Can you return everything in the records below, character for character, from the line containing "scale-label[interactable]: 10 —" down to the end of the records?

--- Data for this exercise ---

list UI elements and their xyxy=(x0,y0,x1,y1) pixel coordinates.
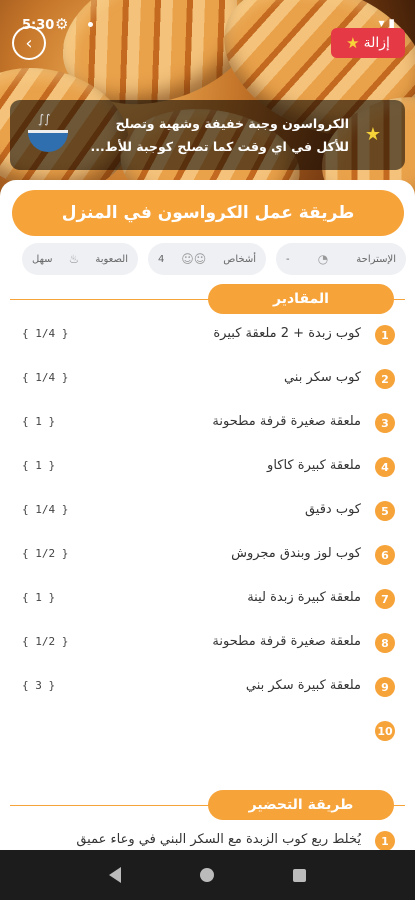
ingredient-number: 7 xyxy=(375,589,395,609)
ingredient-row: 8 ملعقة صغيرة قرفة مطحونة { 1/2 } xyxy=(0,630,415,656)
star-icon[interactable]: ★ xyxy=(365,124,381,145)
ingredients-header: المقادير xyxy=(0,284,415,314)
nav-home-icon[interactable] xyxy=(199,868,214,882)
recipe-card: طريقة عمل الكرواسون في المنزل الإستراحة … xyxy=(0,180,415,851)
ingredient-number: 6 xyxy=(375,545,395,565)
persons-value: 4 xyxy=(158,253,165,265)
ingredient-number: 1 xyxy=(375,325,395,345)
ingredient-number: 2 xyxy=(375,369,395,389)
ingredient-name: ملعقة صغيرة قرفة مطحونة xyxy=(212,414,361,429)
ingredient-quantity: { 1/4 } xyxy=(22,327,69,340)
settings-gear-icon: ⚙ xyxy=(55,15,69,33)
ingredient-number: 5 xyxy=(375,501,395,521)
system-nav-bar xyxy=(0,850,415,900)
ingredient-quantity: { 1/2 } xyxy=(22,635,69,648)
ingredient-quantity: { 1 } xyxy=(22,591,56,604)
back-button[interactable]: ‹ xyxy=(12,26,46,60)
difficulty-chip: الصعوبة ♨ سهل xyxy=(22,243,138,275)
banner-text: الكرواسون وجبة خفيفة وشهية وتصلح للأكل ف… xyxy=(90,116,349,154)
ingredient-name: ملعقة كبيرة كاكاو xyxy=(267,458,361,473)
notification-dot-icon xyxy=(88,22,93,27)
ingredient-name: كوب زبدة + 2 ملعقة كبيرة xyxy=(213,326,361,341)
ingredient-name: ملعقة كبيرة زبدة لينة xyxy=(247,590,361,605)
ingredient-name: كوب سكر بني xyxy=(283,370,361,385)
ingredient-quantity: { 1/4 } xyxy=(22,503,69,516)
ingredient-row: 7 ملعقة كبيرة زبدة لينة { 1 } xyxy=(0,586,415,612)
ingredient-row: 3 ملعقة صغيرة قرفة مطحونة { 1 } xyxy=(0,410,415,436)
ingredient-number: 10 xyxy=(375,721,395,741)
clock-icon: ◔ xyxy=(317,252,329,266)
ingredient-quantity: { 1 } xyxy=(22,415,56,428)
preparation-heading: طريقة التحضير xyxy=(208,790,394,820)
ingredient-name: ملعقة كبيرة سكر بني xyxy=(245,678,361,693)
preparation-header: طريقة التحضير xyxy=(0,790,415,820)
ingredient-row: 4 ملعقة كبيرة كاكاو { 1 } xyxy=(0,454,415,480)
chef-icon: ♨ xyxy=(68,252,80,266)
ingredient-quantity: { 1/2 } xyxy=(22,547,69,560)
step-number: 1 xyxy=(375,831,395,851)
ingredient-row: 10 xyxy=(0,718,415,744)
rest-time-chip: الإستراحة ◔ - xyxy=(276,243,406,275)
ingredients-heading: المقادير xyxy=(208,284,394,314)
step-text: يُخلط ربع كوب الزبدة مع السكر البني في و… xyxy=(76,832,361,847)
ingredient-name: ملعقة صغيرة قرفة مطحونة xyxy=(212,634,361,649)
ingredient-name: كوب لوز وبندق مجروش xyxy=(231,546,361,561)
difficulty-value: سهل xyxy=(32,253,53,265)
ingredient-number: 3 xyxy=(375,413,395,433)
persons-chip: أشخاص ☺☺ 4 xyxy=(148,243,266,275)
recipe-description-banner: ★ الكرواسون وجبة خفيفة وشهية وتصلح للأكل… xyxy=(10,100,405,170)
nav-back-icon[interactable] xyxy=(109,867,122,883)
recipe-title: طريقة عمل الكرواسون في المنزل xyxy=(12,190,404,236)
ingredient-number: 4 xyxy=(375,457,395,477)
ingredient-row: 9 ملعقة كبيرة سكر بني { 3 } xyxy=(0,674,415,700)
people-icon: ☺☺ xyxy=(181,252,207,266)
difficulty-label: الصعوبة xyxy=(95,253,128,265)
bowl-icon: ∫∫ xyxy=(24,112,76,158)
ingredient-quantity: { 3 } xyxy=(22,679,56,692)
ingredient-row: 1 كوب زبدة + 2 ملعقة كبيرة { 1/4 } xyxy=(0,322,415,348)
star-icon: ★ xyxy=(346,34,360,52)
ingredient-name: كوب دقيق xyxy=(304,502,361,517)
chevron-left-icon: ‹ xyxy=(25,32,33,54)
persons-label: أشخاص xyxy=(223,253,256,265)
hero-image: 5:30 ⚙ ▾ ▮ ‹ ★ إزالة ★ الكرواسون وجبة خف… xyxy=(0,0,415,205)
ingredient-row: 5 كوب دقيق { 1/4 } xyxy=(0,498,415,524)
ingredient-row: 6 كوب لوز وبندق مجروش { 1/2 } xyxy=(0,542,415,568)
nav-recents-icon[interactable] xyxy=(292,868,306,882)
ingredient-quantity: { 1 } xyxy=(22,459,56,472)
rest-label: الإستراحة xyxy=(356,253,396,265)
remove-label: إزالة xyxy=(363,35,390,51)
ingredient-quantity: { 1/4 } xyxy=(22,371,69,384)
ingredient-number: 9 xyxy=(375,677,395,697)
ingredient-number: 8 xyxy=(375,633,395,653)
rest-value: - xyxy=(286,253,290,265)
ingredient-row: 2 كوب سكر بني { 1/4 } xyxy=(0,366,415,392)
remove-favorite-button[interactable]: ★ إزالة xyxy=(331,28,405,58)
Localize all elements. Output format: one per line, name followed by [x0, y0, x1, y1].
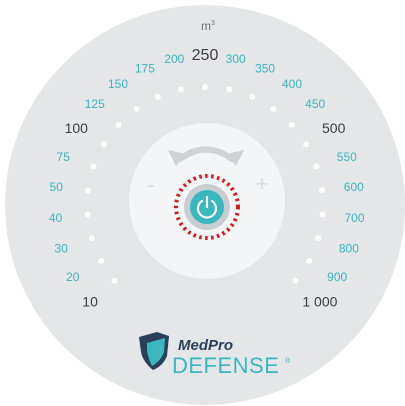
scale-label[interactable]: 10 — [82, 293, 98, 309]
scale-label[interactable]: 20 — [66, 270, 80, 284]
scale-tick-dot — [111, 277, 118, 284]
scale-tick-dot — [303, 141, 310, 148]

---

The solution:
scale-label[interactable]: 10 — [82, 293, 98, 309]
scale-label[interactable]: 20 — [66, 270, 80, 284]
scale-tick-dot — [111, 277, 118, 284]
scale-tick-dot — [303, 141, 310, 148]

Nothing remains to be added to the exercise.